## Do this
Set each entry down verbatim, omitting images.
** start of Records shown **
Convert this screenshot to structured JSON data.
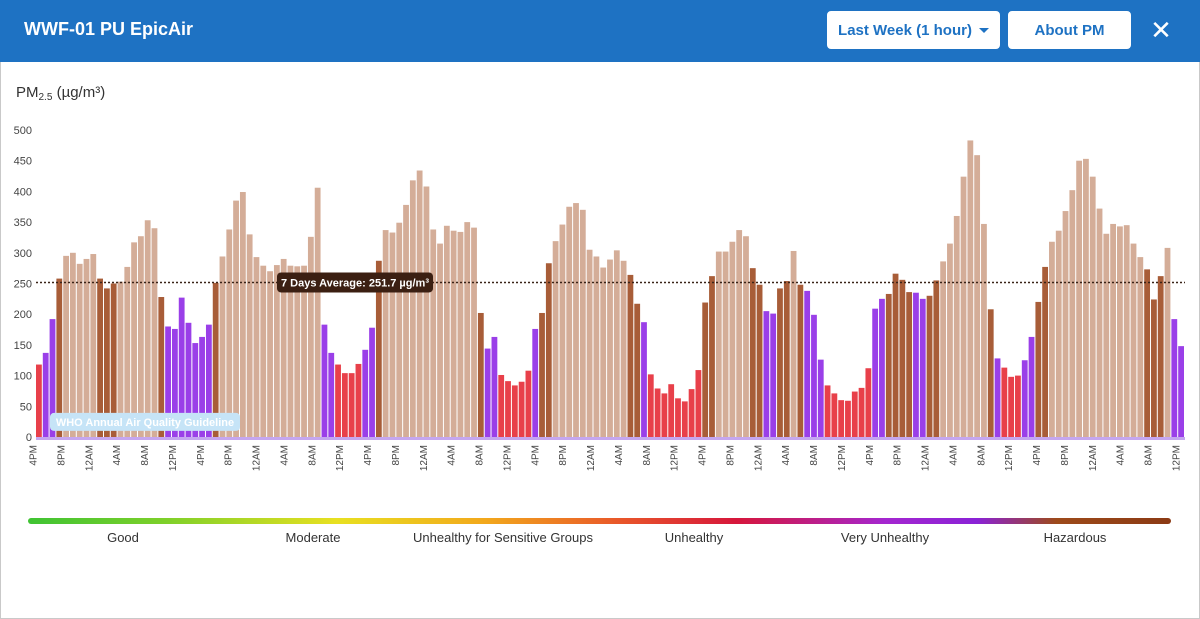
{
  "header": {
    "title": "WWF-01 PU EpicAir",
    "range_label": "Last Week (1 hour)",
    "about_label": "About PM",
    "close_glyph": "✕"
  },
  "chart_data": {
    "type": "bar",
    "ylabel_main": "PM",
    "ylabel_sub": "2.5",
    "ylabel_unit": " (µg/m³)",
    "ylim": [
      0,
      500
    ],
    "yticks": [
      0,
      50,
      100,
      150,
      200,
      250,
      300,
      350,
      400,
      450,
      500
    ],
    "xtick_labels": [
      "4PM",
      "8PM",
      "12AM",
      "4AM",
      "8AM",
      "12PM",
      "4PM",
      "8PM",
      "12AM",
      "4AM",
      "8AM",
      "12PM",
      "4PM",
      "8PM",
      "12AM",
      "4AM",
      "8AM",
      "12PM",
      "4PM",
      "8PM",
      "12AM",
      "4AM",
      "8AM",
      "12PM",
      "4PM",
      "8PM",
      "12AM",
      "4AM",
      "8AM",
      "12PM",
      "4PM",
      "8PM",
      "12AM",
      "4AM",
      "8AM",
      "12PM",
      "4PM",
      "8PM",
      "12AM",
      "4AM",
      "8AM",
      "12PM"
    ],
    "average_value": 251.7,
    "average_label": "7 Days Average: 251.7 µg/m³",
    "who_label": "WHO Annual Air Quality Guideline",
    "who_value": 5,
    "values": [
      118,
      137,
      192,
      258,
      295,
      300,
      282,
      290,
      298,
      258,
      242,
      250,
      253,
      277,
      317,
      327,
      353,
      340,
      228,
      180,
      176,
      227,
      186,
      153,
      163,
      183,
      251,
      294,
      338,
      385,
      399,
      330,
      293,
      279,
      270,
      280,
      290,
      279,
      278,
      279,
      326,
      406,
      183,
      137,
      118,
      104,
      104,
      119,
      142,
      178,
      287,
      337,
      333,
      349,
      378,
      418,
      434,
      408,
      338,
      315,
      344,
      336,
      334,
      350,
      341,
      202,
      144,
      163,
      101,
      91,
      84,
      90,
      108,
      176,
      202,
      283,
      319,
      346,
      375,
      381,
      370,
      305,
      294,
      276,
      289,
      304,
      287,
      264,
      217,
      187,
      102,
      79,
      71,
      86,
      63,
      58,
      78,
      109,
      219,
      262,
      302,
      302,
      318,
      337,
      327,
      275,
      248,
      205,
      201,
      242,
      254,
      303,
      248,
      238,
      199,
      126,
      84,
      71,
      60,
      59,
      74,
      80,
      112,
      209,
      225,
      233,
      266,
      256,
      236,
      235,
      225,
      230,
      255,
      286,
      315,
      360,
      424,
      483,
      459,
      347,
      208,
      128,
      113,
      98,
      100,
      125,
      163,
      220,
      277,
      318,
      336,
      368,
      402,
      450,
      453,
      424,
      372,
      331,
      347,
      343,
      345,
      315,
      293,
      273,
      224,
      262,
      308,
      192,
      148
    ],
    "hazard_color": "#a85d38",
    "hazard_min": 301,
    "legend": [
      "Good",
      "Moderate",
      "Unhealthy for Sensitive Groups",
      "Unhealthy",
      "Very Unhealthy",
      "Hazardous"
    ],
    "colors": {
      "hazard_dark": "#a85d38",
      "hazard_light": "#d4ad98",
      "very_unhealthy": "#9a3fe8",
      "very_unhealthy_light": "#cf9bf2",
      "unhealthy": "#e8404a",
      "baseline": "#c5a6f0",
      "average_line": "#3a2418",
      "tooltip_bg": "#3b1f12",
      "who_bg": "#c6e4f7"
    }
  }
}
** end of Records shown **
## Task output
Convert this screenshot to structured JSON data.
{
  "header": {
    "title": "WWF-01 PU EpicAir",
    "range_label": "Last Week (1 hour)",
    "about_label": "About PM",
    "close_glyph": "✕"
  },
  "chart_data": {
    "type": "bar",
    "ylabel_main": "PM",
    "ylabel_sub": "2.5",
    "ylabel_unit": " (µg/m³)",
    "ylim": [
      0,
      500
    ],
    "yticks": [
      0,
      50,
      100,
      150,
      200,
      250,
      300,
      350,
      400,
      450,
      500
    ],
    "xtick_labels": [
      "4PM",
      "8PM",
      "12AM",
      "4AM",
      "8AM",
      "12PM",
      "4PM",
      "8PM",
      "12AM",
      "4AM",
      "8AM",
      "12PM",
      "4PM",
      "8PM",
      "12AM",
      "4AM",
      "8AM",
      "12PM",
      "4PM",
      "8PM",
      "12AM",
      "4AM",
      "8AM",
      "12PM",
      "4PM",
      "8PM",
      "12AM",
      "4AM",
      "8AM",
      "12PM",
      "4PM",
      "8PM",
      "12AM",
      "4AM",
      "8AM",
      "12PM",
      "4PM",
      "8PM",
      "12AM",
      "4AM",
      "8AM",
      "12PM"
    ],
    "average_value": 251.7,
    "average_label": "7 Days Average: 251.7 µg/m³",
    "who_label": "WHO Annual Air Quality Guideline",
    "who_value": 5,
    "values": [
      118,
      137,
      192,
      258,
      295,
      300,
      282,
      290,
      298,
      258,
      242,
      250,
      253,
      277,
      317,
      327,
      353,
      340,
      228,
      180,
      176,
      227,
      186,
      153,
      163,
      183,
      251,
      294,
      338,
      385,
      399,
      330,
      293,
      279,
      270,
      280,
      290,
      279,
      278,
      279,
      326,
      406,
      183,
      137,
      118,
      104,
      104,
      119,
      142,
      178,
      287,
      337,
      333,
      349,
      378,
      418,
      434,
      408,
      338,
      315,
      344,
      336,
      334,
      350,
      341,
      202,
      144,
      163,
      101,
      91,
      84,
      90,
      108,
      176,
      202,
      283,
      319,
      346,
      375,
      381,
      370,
      305,
      294,
      276,
      289,
      304,
      287,
      264,
      217,
      187,
      102,
      79,
      71,
      86,
      63,
      58,
      78,
      109,
      219,
      262,
      302,
      302,
      318,
      337,
      327,
      275,
      248,
      205,
      201,
      242,
      254,
      303,
      248,
      238,
      199,
      126,
      84,
      71,
      60,
      59,
      74,
      80,
      112,
      209,
      225,
      233,
      266,
      256,
      236,
      235,
      225,
      230,
      255,
      286,
      315,
      360,
      424,
      483,
      459,
      347,
      208,
      128,
      113,
      98,
      100,
      125,
      163,
      220,
      277,
      318,
      336,
      368,
      402,
      450,
      453,
      424,
      372,
      331,
      347,
      343,
      345,
      315,
      293,
      273,
      224,
      262,
      308,
      192,
      148
    ],
    "hazard_color": "#a85d38",
    "hazard_min": 301,
    "legend": [
      "Good",
      "Moderate",
      "Unhealthy for Sensitive Groups",
      "Unhealthy",
      "Very Unhealthy",
      "Hazardous"
    ],
    "colors": {
      "hazard_dark": "#a85d38",
      "hazard_light": "#d4ad98",
      "very_unhealthy": "#9a3fe8",
      "very_unhealthy_light": "#cf9bf2",
      "unhealthy": "#e8404a",
      "baseline": "#c5a6f0",
      "average_line": "#3a2418",
      "tooltip_bg": "#3b1f12",
      "who_bg": "#c6e4f7"
    }
  }
}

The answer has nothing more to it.